[START OF SUPPLIED INFORMATION]

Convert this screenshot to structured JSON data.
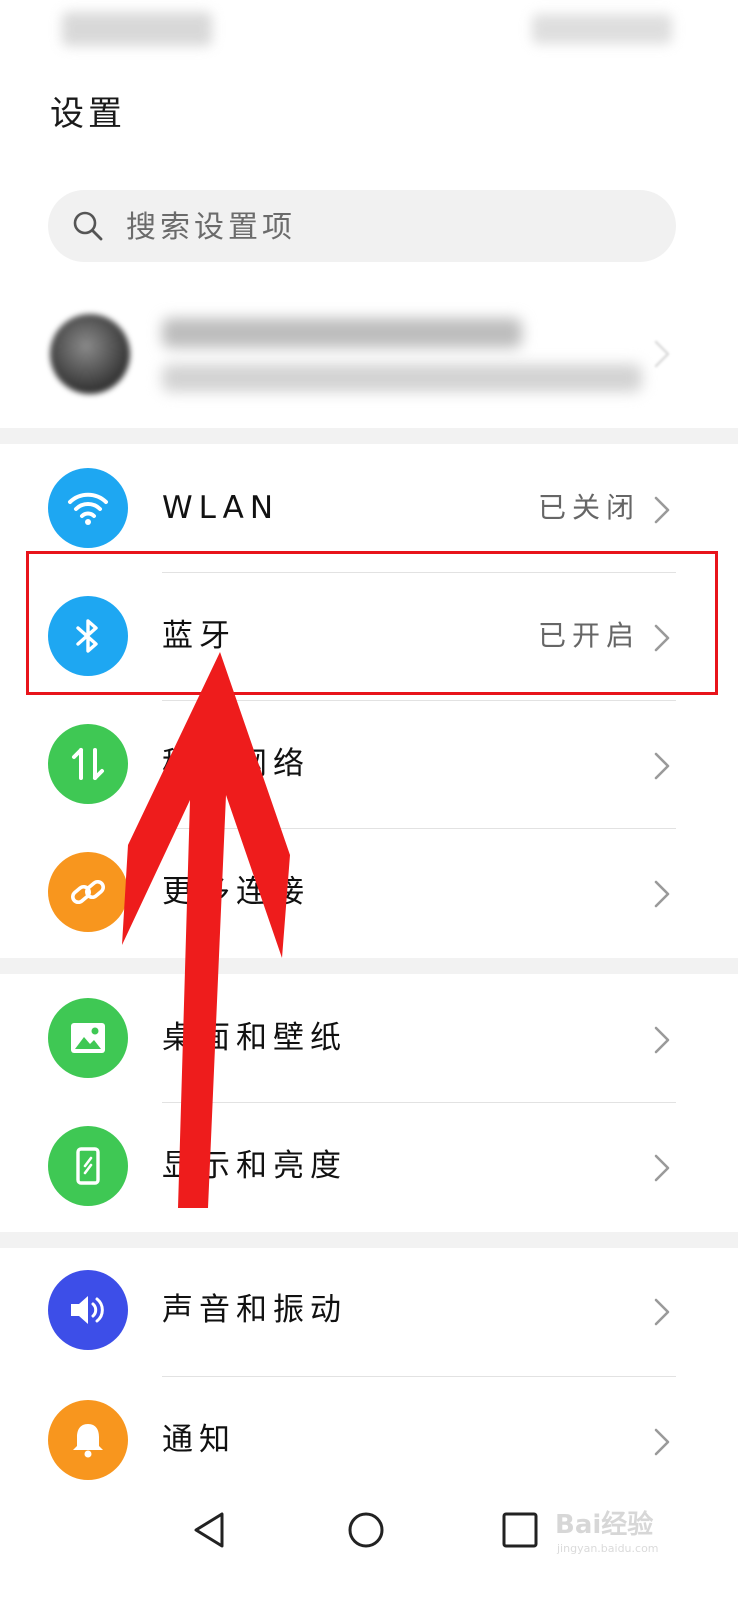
{
  "header": {
    "title": "设置"
  },
  "search": {
    "placeholder": "搜索设置项"
  },
  "sections": {
    "connectivity": [
      {
        "label": "WLAN",
        "value": "已关闭",
        "icon": "wifi-icon",
        "color": "#1ea7f2"
      },
      {
        "label": "蓝牙",
        "value": "已开启",
        "icon": "bluetooth-icon",
        "color": "#1ea7f2"
      },
      {
        "label": "移动网络",
        "value": "",
        "icon": "mobile-data-icon",
        "color": "#3fc854"
      },
      {
        "label": "更多连接",
        "value": "",
        "icon": "link-icon",
        "color": "#f8961e"
      }
    ],
    "display": [
      {
        "label": "桌面和壁纸",
        "icon": "image-icon",
        "color": "#3fc854"
      },
      {
        "label": "显示和亮度",
        "icon": "phone-display-icon",
        "color": "#3fc854"
      }
    ],
    "sound": [
      {
        "label": "声音和振动",
        "icon": "speaker-icon",
        "color": "#3d4ee8"
      },
      {
        "label": "通知",
        "icon": "bell-icon",
        "color": "#f8961e"
      }
    ]
  },
  "annotation": {
    "color": "#e8141b"
  },
  "watermark": {
    "text": "Bai经验",
    "sub": "jingyan.baidu.com"
  }
}
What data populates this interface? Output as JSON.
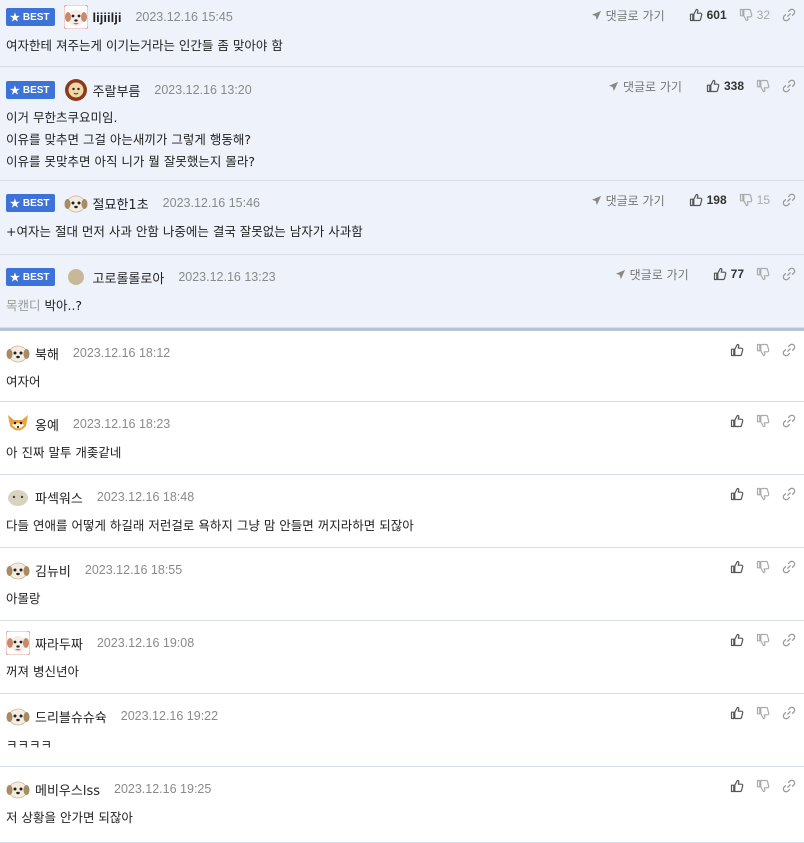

[END OF SUPPLIED INFORMATION]

◆ **YOUR OBJECTIVE**
Quote each record exactly as it stands, minus the pictures.

◆ **SOLVED EXERCISE**
Convert this screenshot to structured JSON data.
{
  "header": {
    "title": "设置"
  },
  "search": {
    "placeholder": "搜索设置项"
  },
  "sections": {
    "connectivity": [
      {
        "label": "WLAN",
        "value": "已关闭",
        "icon": "wifi-icon",
        "color": "#1ea7f2"
      },
      {
        "label": "蓝牙",
        "value": "已开启",
        "icon": "bluetooth-icon",
        "color": "#1ea7f2"
      },
      {
        "label": "移动网络",
        "value": "",
        "icon": "mobile-data-icon",
        "color": "#3fc854"
      },
      {
        "label": "更多连接",
        "value": "",
        "icon": "link-icon",
        "color": "#f8961e"
      }
    ],
    "display": [
      {
        "label": "桌面和壁纸",
        "icon": "image-icon",
        "color": "#3fc854"
      },
      {
        "label": "显示和亮度",
        "icon": "phone-display-icon",
        "color": "#3fc854"
      }
    ],
    "sound": [
      {
        "label": "声音和振动",
        "icon": "speaker-icon",
        "color": "#3d4ee8"
      },
      {
        "label": "通知",
        "icon": "bell-icon",
        "color": "#f8961e"
      }
    ]
  },
  "annotation": {
    "color": "#e8141b"
  },
  "watermark": {
    "text": "Bai经验",
    "sub": "jingyan.baidu.com"
  }
}
What data populates this interface? Output as JSON.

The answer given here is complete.